**Work required**
Reproduce the listing exactly and skip over any pictures.

--- Start Records supplied ---

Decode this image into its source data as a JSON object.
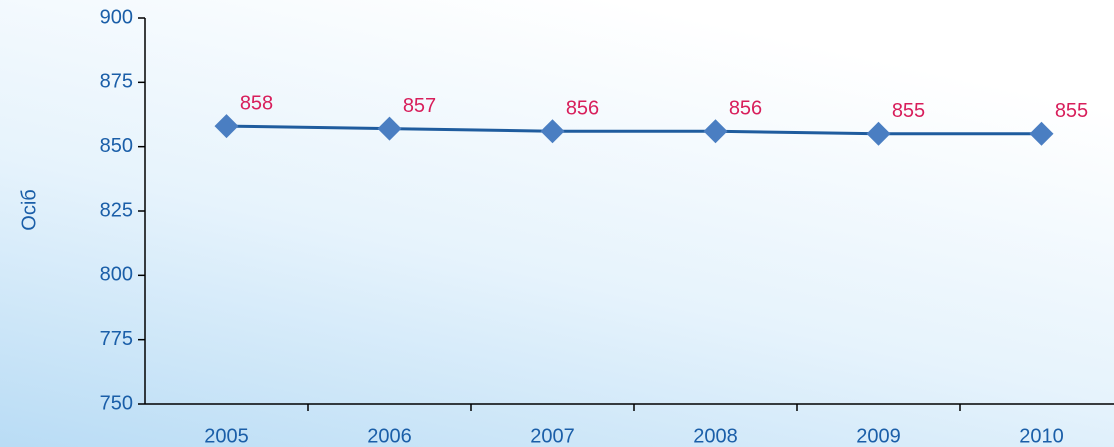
{
  "chart_data": {
    "type": "line",
    "y_label": "Осіб",
    "categories": [
      "2005",
      "2006",
      "2007",
      "2008",
      "2009",
      "2010"
    ],
    "series": [
      {
        "name": null,
        "color": "#1f5c9e",
        "marker_color": "#4a7ec2",
        "values": [
          858,
          857,
          856,
          856,
          855,
          855
        ]
      }
    ],
    "ylim": [
      750,
      900
    ],
    "yticks": [
      750,
      775,
      800,
      825,
      850,
      875,
      900
    ],
    "grid": false
  }
}
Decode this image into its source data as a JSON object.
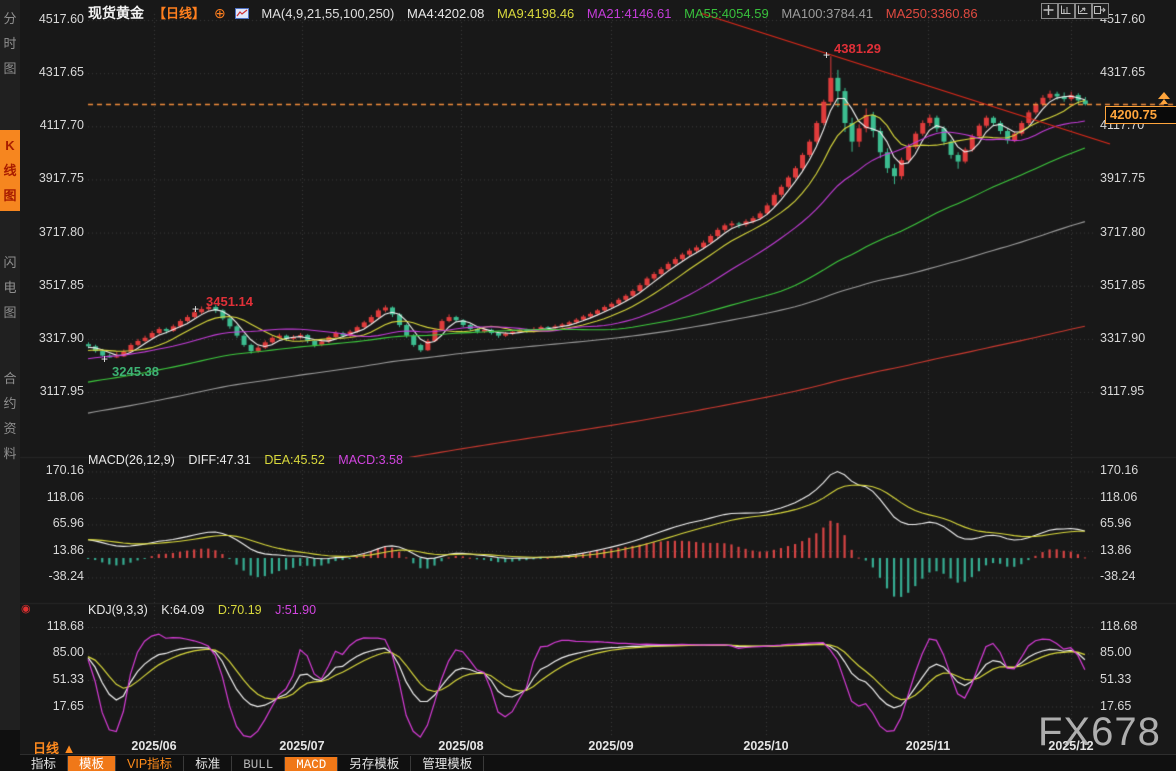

--- End Records supplied ---

**Correct answer**
Decode this image into its source data as a JSON object.
{
  "chart_data": {
    "type": "line",
    "y_label": "Осіб",
    "categories": [
      "2005",
      "2006",
      "2007",
      "2008",
      "2009",
      "2010"
    ],
    "series": [
      {
        "name": null,
        "color": "#1f5c9e",
        "marker_color": "#4a7ec2",
        "values": [
          858,
          857,
          856,
          856,
          855,
          855
        ]
      }
    ],
    "ylim": [
      750,
      900
    ],
    "yticks": [
      750,
      775,
      800,
      825,
      850,
      875,
      900
    ],
    "grid": false
  }
}
Decode this image into its source data as a JSON object.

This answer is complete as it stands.